What you are asked to do :: Even if a line seems odd, print it as it is, and include every record.
(Input data)
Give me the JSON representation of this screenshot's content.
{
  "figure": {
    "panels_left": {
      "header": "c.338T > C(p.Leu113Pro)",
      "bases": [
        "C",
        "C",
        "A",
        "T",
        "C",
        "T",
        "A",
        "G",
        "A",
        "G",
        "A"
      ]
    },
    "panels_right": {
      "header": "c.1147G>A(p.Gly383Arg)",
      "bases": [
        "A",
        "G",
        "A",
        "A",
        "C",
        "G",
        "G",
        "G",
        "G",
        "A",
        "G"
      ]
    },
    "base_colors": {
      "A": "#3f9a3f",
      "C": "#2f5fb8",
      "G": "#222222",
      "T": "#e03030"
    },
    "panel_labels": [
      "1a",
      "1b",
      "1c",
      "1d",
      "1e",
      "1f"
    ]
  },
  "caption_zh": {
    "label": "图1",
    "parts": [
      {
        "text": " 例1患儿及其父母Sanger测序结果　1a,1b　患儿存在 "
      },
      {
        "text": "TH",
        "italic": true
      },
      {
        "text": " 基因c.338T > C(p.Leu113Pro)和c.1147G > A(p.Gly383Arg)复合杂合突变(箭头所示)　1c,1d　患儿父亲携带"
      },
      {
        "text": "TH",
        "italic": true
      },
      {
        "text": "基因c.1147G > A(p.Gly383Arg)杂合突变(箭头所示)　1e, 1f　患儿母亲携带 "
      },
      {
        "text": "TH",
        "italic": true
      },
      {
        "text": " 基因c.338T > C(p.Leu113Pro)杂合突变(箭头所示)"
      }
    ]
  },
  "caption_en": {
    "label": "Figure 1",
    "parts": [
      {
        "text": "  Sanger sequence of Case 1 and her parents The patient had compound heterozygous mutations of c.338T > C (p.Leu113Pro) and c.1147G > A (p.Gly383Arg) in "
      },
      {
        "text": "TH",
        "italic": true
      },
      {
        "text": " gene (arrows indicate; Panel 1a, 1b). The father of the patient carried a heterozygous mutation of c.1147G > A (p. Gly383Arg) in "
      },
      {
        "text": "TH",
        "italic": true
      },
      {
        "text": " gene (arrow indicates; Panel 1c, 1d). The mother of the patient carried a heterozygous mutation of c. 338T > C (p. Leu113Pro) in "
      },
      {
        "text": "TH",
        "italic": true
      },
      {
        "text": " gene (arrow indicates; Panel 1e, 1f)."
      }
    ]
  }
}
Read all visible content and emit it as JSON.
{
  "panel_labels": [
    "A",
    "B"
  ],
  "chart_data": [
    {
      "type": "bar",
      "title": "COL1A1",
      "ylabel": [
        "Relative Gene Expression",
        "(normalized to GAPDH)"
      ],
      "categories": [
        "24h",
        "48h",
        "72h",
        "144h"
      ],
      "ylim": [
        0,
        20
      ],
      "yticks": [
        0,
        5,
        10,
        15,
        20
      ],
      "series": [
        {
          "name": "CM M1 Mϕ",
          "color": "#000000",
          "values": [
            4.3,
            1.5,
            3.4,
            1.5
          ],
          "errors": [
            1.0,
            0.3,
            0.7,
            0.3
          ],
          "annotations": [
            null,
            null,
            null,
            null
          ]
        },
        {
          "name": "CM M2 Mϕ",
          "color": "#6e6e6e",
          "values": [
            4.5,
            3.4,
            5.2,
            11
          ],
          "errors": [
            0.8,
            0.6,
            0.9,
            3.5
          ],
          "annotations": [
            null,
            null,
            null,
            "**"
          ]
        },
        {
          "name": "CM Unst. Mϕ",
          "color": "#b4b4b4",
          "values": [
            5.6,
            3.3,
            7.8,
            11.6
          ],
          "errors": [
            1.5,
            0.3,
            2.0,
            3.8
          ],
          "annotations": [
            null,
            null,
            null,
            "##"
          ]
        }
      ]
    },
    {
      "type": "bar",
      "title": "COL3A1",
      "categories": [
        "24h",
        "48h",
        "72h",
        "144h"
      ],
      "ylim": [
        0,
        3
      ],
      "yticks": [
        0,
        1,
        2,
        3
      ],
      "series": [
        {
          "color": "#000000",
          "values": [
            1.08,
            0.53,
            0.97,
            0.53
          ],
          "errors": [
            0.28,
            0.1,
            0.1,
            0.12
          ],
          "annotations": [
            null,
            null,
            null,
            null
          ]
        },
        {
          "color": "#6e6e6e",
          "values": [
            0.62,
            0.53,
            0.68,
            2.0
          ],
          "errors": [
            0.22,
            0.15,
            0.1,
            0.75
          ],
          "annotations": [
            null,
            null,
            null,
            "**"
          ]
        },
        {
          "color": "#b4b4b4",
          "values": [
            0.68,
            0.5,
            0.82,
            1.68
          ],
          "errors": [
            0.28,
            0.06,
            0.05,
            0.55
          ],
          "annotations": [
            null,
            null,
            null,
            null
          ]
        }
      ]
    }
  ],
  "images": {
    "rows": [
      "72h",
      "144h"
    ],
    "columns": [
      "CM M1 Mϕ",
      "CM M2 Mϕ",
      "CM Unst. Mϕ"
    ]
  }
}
(End Input data)
Exercise response ::
Give me the JSON representation of this screenshot's content.
{
  "figure": {
    "panels_left": {
      "header": "c.338T > C(p.Leu113Pro)",
      "bases": [
        "C",
        "C",
        "A",
        "T",
        "C",
        "T",
        "A",
        "G",
        "A",
        "G",
        "A"
      ]
    },
    "panels_right": {
      "header": "c.1147G>A(p.Gly383Arg)",
      "bases": [
        "A",
        "G",
        "A",
        "A",
        "C",
        "G",
        "G",
        "G",
        "G",
        "A",
        "G"
      ]
    },
    "base_colors": {
      "A": "#3f9a3f",
      "C": "#2f5fb8",
      "G": "#222222",
      "T": "#e03030"
    },
    "panel_labels": [
      "1a",
      "1b",
      "1c",
      "1d",
      "1e",
      "1f"
    ]
  },
  "caption_zh": {
    "label": "图1",
    "parts": [
      {
        "text": " 例1患儿及其父母Sanger测序结果　1a,1b　患儿存在 "
      },
      {
        "text": "TH",
        "italic": true
      },
      {
        "text": " 基因c.338T > C(p.Leu113Pro)和c.1147G > A(p.Gly383Arg)复合杂合突变(箭头所示)　1c,1d　患儿父亲携带"
      },
      {
        "text": "TH",
        "italic": true
      },
      {
        "text": "基因c.1147G > A(p.Gly383Arg)杂合突变(箭头所示)　1e, 1f　患儿母亲携带 "
      },
      {
        "text": "TH",
        "italic": true
      },
      {
        "text": " 基因c.338T > C(p.Leu113Pro)杂合突变(箭头所示)"
      }
    ]
  },
  "caption_en": {
    "label": "Figure 1",
    "parts": [
      {
        "text": "  Sanger sequence of Case 1 and her parents The patient had compound heterozygous mutations of c.338T > C (p.Leu113Pro) and c.1147G > A (p.Gly383Arg) in "
      },
      {
        "text": "TH",
        "italic": true
      },
      {
        "text": " gene (arrows indicate; Panel 1a, 1b). The father of the patient carried a heterozygous mutation of c.1147G > A (p. Gly383Arg) in "
      },
      {
        "text": "TH",
        "italic": true
      },
      {
        "text": " gene (arrow indicates; Panel 1c, 1d). The mother of the patient carried a heterozygous mutation of c. 338T > C (p. Leu113Pro) in "
      },
      {
        "text": "TH",
        "italic": true
      },
      {
        "text": " gene (arrow indicates; Panel 1e, 1f)."
      }
    ]
  }
}
Read all visible content and emit it as JSON.
{
  "panel_labels": [
    "A",
    "B"
  ],
  "chart_data": [
    {
      "type": "bar",
      "title": "COL1A1",
      "ylabel": [
        "Relative Gene Expression",
        "(normalized to GAPDH)"
      ],
      "categories": [
        "24h",
        "48h",
        "72h",
        "144h"
      ],
      "ylim": [
        0,
        20
      ],
      "yticks": [
        0,
        5,
        10,
        15,
        20
      ],
      "series": [
        {
          "name": "CM M1 Mϕ",
          "color": "#000000",
          "values": [
            4.3,
            1.5,
            3.4,
            1.5
          ],
          "errors": [
            1.0,
            0.3,
            0.7,
            0.3
          ],
          "annotations": [
            null,
            null,
            null,
            null
          ]
        },
        {
          "name": "CM M2 Mϕ",
          "color": "#6e6e6e",
          "values": [
            4.5,
            3.4,
            5.2,
            11
          ],
          "errors": [
            0.8,
            0.6,
            0.9,
            3.5
          ],
          "annotations": [
            null,
            null,
            null,
            "**"
          ]
        },
        {
          "name": "CM Unst. Mϕ",
          "color": "#b4b4b4",
          "values": [
            5.6,
            3.3,
            7.8,
            11.6
          ],
          "errors": [
            1.5,
            0.3,
            2.0,
            3.8
          ],
          "annotations": [
            null,
            null,
            null,
            "##"
          ]
        }
      ]
    },
    {
      "type": "bar",
      "title": "COL3A1",
      "categories": [
        "24h",
        "48h",
        "72h",
        "144h"
      ],
      "ylim": [
        0,
        3
      ],
      "yticks": [
        0,
        1,
        2,
        3
      ],
      "series": [
        {
          "color": "#000000",
          "values": [
            1.08,
            0.53,
            0.97,
            0.53
          ],
          "errors": [
            0.28,
            0.1,
            0.1,
            0.12
          ],
          "annotations": [
            null,
            null,
            null,
            null
          ]
        },
        {
          "color": "#6e6e6e",
          "values": [
            0.62,
            0.53,
            0.68,
            2.0
          ],
          "errors": [
            0.22,
            0.15,
            0.1,
            0.75
          ],
          "annotations": [
            null,
            null,
            null,
            "**"
          ]
        },
        {
          "color": "#b4b4b4",
          "values": [
            0.68,
            0.5,
            0.82,
            1.68
          ],
          "errors": [
            0.28,
            0.06,
            0.05,
            0.55
          ],
          "annotations": [
            null,
            null,
            null,
            null
          ]
        }
      ]
    }
  ],
  "images": {
    "rows": [
      "72h",
      "144h"
    ],
    "columns": [
      "CM M1 Mϕ",
      "CM M2 Mϕ",
      "CM Unst. Mϕ"
    ]
  }
}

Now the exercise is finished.